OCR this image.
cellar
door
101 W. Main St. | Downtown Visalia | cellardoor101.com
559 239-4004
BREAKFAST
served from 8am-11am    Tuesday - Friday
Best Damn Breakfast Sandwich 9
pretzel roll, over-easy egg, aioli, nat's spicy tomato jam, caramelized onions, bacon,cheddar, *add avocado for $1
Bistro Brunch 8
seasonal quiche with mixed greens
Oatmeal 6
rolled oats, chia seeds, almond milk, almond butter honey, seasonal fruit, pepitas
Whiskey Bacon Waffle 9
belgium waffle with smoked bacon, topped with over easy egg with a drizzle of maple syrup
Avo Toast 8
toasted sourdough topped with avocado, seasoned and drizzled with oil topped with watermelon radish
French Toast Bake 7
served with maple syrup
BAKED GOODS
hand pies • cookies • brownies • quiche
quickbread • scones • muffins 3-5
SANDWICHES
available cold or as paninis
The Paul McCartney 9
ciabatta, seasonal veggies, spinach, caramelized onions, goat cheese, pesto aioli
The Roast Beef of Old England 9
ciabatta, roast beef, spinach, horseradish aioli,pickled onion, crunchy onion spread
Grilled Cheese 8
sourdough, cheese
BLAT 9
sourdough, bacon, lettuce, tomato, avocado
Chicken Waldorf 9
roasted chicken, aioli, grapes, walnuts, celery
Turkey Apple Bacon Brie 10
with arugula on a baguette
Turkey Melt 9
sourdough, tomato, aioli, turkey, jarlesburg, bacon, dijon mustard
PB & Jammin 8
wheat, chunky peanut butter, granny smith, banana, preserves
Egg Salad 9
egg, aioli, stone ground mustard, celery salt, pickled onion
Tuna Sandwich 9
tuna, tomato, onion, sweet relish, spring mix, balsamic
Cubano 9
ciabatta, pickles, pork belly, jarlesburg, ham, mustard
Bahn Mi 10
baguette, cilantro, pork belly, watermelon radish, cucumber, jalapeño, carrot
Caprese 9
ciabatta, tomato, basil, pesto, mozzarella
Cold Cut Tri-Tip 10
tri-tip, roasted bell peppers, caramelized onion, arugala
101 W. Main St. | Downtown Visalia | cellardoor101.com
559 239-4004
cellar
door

Work to complete: Transcribe the data above in full, exactly.

Written solution:
OCR this image.
cellar
door
101 W. Main St. | Downtown Visalia | cellardoor101.com
559 239-4004
BREAKFAST
served from 8am-11am    Tuesday - Friday
Best Damn Breakfast Sandwich 9
pretzel roll, over-easy egg, aioli, nat's spicy tomato jam, caramelized onions, bacon,cheddar, *add avocado for $1
Bistro Brunch 8
seasonal quiche with mixed greens
Oatmeal 6
rolled oats, chia seeds, almond milk, almond butter honey, seasonal fruit, pepitas
Whiskey Bacon Waffle 9
belgium waffle with smoked bacon, topped with over easy egg with a drizzle of maple syrup
Avo Toast 8
toasted sourdough topped with avocado, seasoned and drizzled with oil topped with watermelon radish
French Toast Bake 7
served with maple syrup
BAKED GOODS
hand pies • cookies • brownies • quiche
quickbread • scones • muffins 3-5
SANDWICHES
available cold or as paninis
The Paul McCartney 9
ciabatta, seasonal veggies, spinach, caramelized onions, goat cheese, pesto aioli
The Roast Beef of Old England 9
ciabatta, roast beef, spinach, horseradish aioli,pickled onion, crunchy onion spread
Grilled Cheese 8
sourdough, cheese
BLAT 9
sourdough, bacon, lettuce, tomato, avocado
Chicken Waldorf 9
roasted chicken, aioli, grapes, walnuts, celery
Turkey Apple Bacon Brie 10
with arugula on a baguette
Turkey Melt 9
sourdough, tomato, aioli, turkey, jarlesburg, bacon, dijon mustard
PB & Jammin 8
wheat, chunky peanut butter, granny smith, banana, preserves
Egg Salad 9
egg, aioli, stone ground mustard, celery salt, pickled onion
Tuna Sandwich 9
tuna, tomato, onion, sweet relish, spring mix, balsamic
Cubano 9
ciabatta, pickles, pork belly, jarlesburg, ham, mustard
Bahn Mi 10
baguette, cilantro, pork belly, watermelon radish, cucumber, jalapeño, carrot
Caprese 9
ciabatta, tomato, basil, pesto, mozzarella
Cold Cut Tri-Tip 10
tri-tip, roasted bell peppers, caramelized onion, arugala
101 W. Main St. | Downtown Visalia | cellardoor101.com
559 239-4004
cellar
door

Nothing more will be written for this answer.